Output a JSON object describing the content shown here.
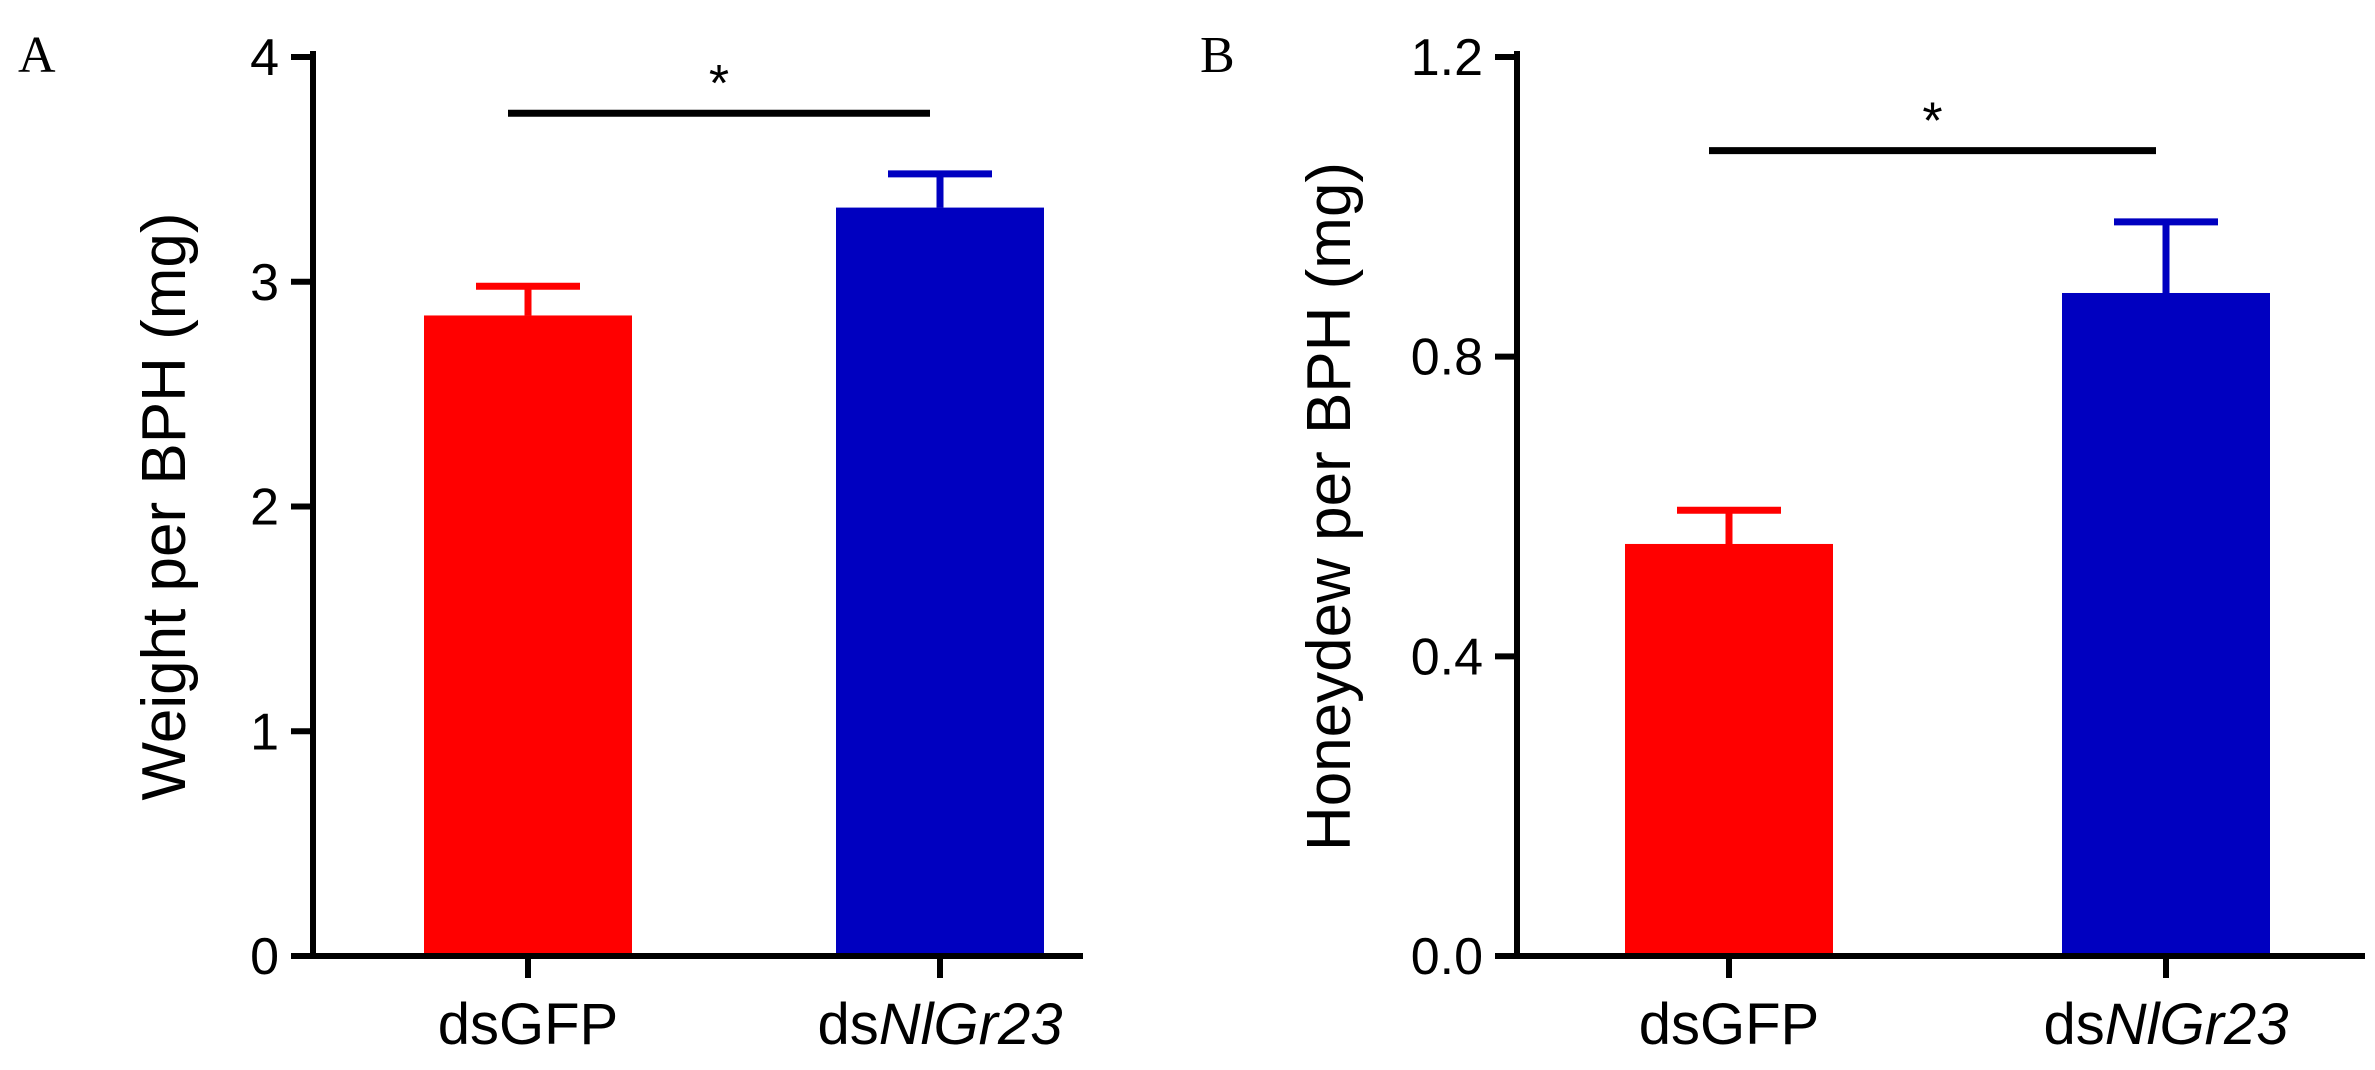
{
  "chart_data": [
    {
      "type": "bar",
      "panel_label": "A",
      "categories": [
        {
          "prefix": "ds",
          "gene": "GFP",
          "gene_italic": false
        },
        {
          "prefix": "ds",
          "gene": "NlGr23",
          "gene_italic": true
        }
      ],
      "values": [
        2.85,
        3.33
      ],
      "errors": [
        0.13,
        0.15
      ],
      "colors": [
        "#ff0000",
        "#0000c0"
      ],
      "ylabel": "Weight per BPH (mg)",
      "ylim": [
        0,
        4
      ],
      "yticks": [
        "0",
        "1",
        "2",
        "3",
        "4"
      ],
      "significance": {
        "between": [
          0,
          1
        ],
        "y": 3.75,
        "label": "*"
      }
    },
    {
      "type": "bar",
      "panel_label": "B",
      "categories": [
        {
          "prefix": "ds",
          "gene": "GFP",
          "gene_italic": false
        },
        {
          "prefix": "ds",
          "gene": "NlGr23",
          "gene_italic": true
        }
      ],
      "values": [
        0.55,
        0.885
      ],
      "errors": [
        0.045,
        0.095
      ],
      "colors": [
        "#ff0000",
        "#0000c0"
      ],
      "ylabel": "Honeydew per BPH (mg)",
      "ylim": [
        0,
        1.2
      ],
      "yticks": [
        "0.0",
        "0.4",
        "0.8",
        "1.2"
      ],
      "significance": {
        "between": [
          0,
          1
        ],
        "y": 1.075,
        "label": "*"
      }
    }
  ]
}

--------------------------------

**The problem:** Copy all the records above exactly, but leave out the pictures.

**Solution to the problem:**
Output a JSON object describing the content shown here.
{
  "chart_data": [
    {
      "type": "bar",
      "panel_label": "A",
      "categories": [
        {
          "prefix": "ds",
          "gene": "GFP",
          "gene_italic": false
        },
        {
          "prefix": "ds",
          "gene": "NlGr23",
          "gene_italic": true
        }
      ],
      "values": [
        2.85,
        3.33
      ],
      "errors": [
        0.13,
        0.15
      ],
      "colors": [
        "#ff0000",
        "#0000c0"
      ],
      "ylabel": "Weight per BPH (mg)",
      "ylim": [
        0,
        4
      ],
      "yticks": [
        "0",
        "1",
        "2",
        "3",
        "4"
      ],
      "significance": {
        "between": [
          0,
          1
        ],
        "y": 3.75,
        "label": "*"
      }
    },
    {
      "type": "bar",
      "panel_label": "B",
      "categories": [
        {
          "prefix": "ds",
          "gene": "GFP",
          "gene_italic": false
        },
        {
          "prefix": "ds",
          "gene": "NlGr23",
          "gene_italic": true
        }
      ],
      "values": [
        0.55,
        0.885
      ],
      "errors": [
        0.045,
        0.095
      ],
      "colors": [
        "#ff0000",
        "#0000c0"
      ],
      "ylabel": "Honeydew per BPH (mg)",
      "ylim": [
        0,
        1.2
      ],
      "yticks": [
        "0.0",
        "0.4",
        "0.8",
        "1.2"
      ],
      "significance": {
        "between": [
          0,
          1
        ],
        "y": 1.075,
        "label": "*"
      }
    }
  ]
}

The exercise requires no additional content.